PROMPT:
Please copy out, word for word, the entries from the line with "dcache-block: 32K D-Cache" to the line with "coprocessor-block: Shared Co-Processor", including both of those lines.

RECORD LIST:
^^^^^^^^

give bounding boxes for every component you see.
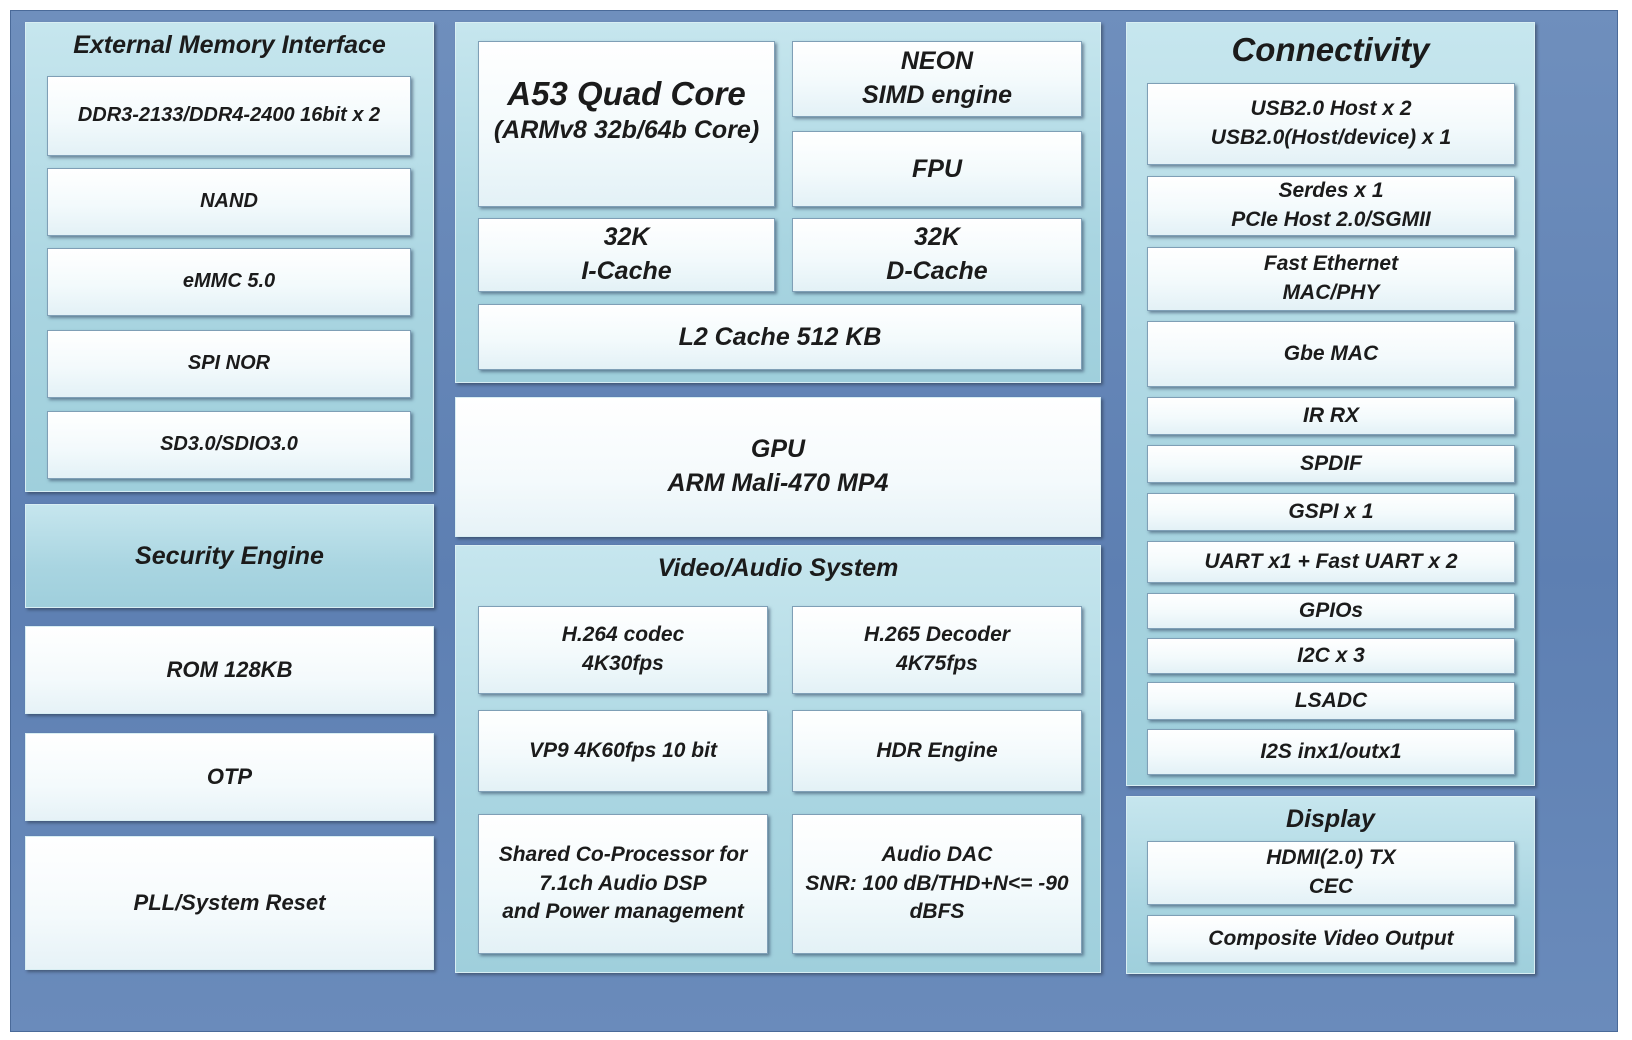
dcache-block: 32K D-Cache (792, 218, 1082, 292)
conn-i2c: I2C x 3 (1147, 638, 1515, 674)
otp-block: OTP (25, 733, 434, 821)
video-audio-panel: Video/Audio System H.264 codec 4K30fps H… (455, 545, 1101, 973)
conn-ir-rx: IR RX (1147, 397, 1515, 435)
cpu-core-subtitle: (ARMv8 32b/64b Core) (493, 115, 760, 144)
cpu-core: A53 Quad Core (ARMv8 32b/64b Core) (478, 41, 775, 207)
vp9-block: VP9 4K60fps 10 bit (478, 710, 768, 792)
audio-dac-block: Audio DAC SNR: 100 dB/THD+N<= -90 dBFS (792, 814, 1082, 954)
coprocessor-block: Shared Co-Processor for 7.1ch Audio DSP … (478, 814, 768, 954)
icache-block: 32K I-Cache (478, 218, 775, 292)
display-hdmi: HDMI(2.0) TX CEC (1147, 841, 1515, 905)
conn-lsadc: LSADC (1147, 682, 1515, 720)
display-title: Display (1286, 805, 1375, 833)
memory-sd: SD3.0/SDIO3.0 (47, 411, 411, 479)
memory-emmc: eMMC 5.0 (47, 248, 411, 316)
security-engine: Security Engine (25, 504, 434, 608)
hdr-engine: HDR Engine (792, 710, 1082, 792)
memory-ddr: DDR3-2133/DDR4-2400 16bit x 2 (47, 76, 411, 156)
conn-gspi: GSPI x 1 (1147, 493, 1515, 531)
video-audio-title: Video/Audio System (657, 554, 899, 582)
connectivity-panel: Connectivity USB2.0 Host x 2 USB2.0(Host… (1126, 22, 1535, 786)
conn-fast-ethernet: Fast Ethernet MAC/PHY (1147, 247, 1515, 311)
conn-gpios: GPIOs (1147, 593, 1515, 629)
display-panel: Display HDMI(2.0) TX CEC Composite Video… (1126, 796, 1535, 974)
conn-gbe-mac: Gbe MAC (1147, 321, 1515, 387)
memory-spi-nor: SPI NOR (47, 330, 411, 398)
conn-spdif: SPDIF (1147, 445, 1515, 483)
external-memory-panel: External Memory Interface DDR3-2133/DDR4… (25, 22, 434, 492)
conn-usb: USB2.0 Host x 2 USB2.0(Host/device) x 1 (1147, 83, 1515, 165)
cpu-core-title: A53 Quad Core (507, 74, 746, 112)
external-memory-title: External Memory Interface (73, 31, 386, 59)
rom-block: ROM 128KB (25, 626, 434, 714)
pll-block: PLL/System Reset (25, 836, 434, 970)
neon-engine: NEON SIMD engine (792, 41, 1082, 117)
connectivity-title: Connectivity (1231, 31, 1430, 68)
conn-i2s: I2S inx1/outx1 (1147, 729, 1515, 775)
fpu-block: FPU (792, 131, 1082, 207)
l2-cache-block: L2 Cache 512 KB (478, 304, 1082, 370)
h264-codec: H.264 codec 4K30fps (478, 606, 768, 694)
conn-serdes: Serdes x 1 PCIe Host 2.0/SGMII (1147, 176, 1515, 236)
gpu-block: GPU ARM Mali-470 MP4 (455, 397, 1101, 537)
memory-nand: NAND (47, 168, 411, 236)
h265-decoder: H.265 Decoder 4K75fps (792, 606, 1082, 694)
cpu-panel: A53 Quad Core (ARMv8 32b/64b Core) NEON … (455, 22, 1101, 383)
conn-uart: UART x1 + Fast UART x 2 (1147, 541, 1515, 583)
display-composite: Composite Video Output (1147, 915, 1515, 963)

^^^^^^^^

EXERCISE RESPONSE:
dcache-block: 32K D-Cache (792, 218, 1082, 292)
conn-i2c: I2C x 3 (1147, 638, 1515, 674)
otp-block: OTP (25, 733, 434, 821)
video-audio-panel: Video/Audio System H.264 codec 4K30fps H… (455, 545, 1101, 973)
conn-ir-rx: IR RX (1147, 397, 1515, 435)
cpu-core-subtitle: (ARMv8 32b/64b Core) (493, 115, 760, 144)
cpu-core: A53 Quad Core (ARMv8 32b/64b Core) (478, 41, 775, 207)
vp9-block: VP9 4K60fps 10 bit (478, 710, 768, 792)
audio-dac-block: Audio DAC SNR: 100 dB/THD+N<= -90 dBFS (792, 814, 1082, 954)
coprocessor-block: Shared Co-Processor for 7.1ch Audio DSP … (478, 814, 768, 954)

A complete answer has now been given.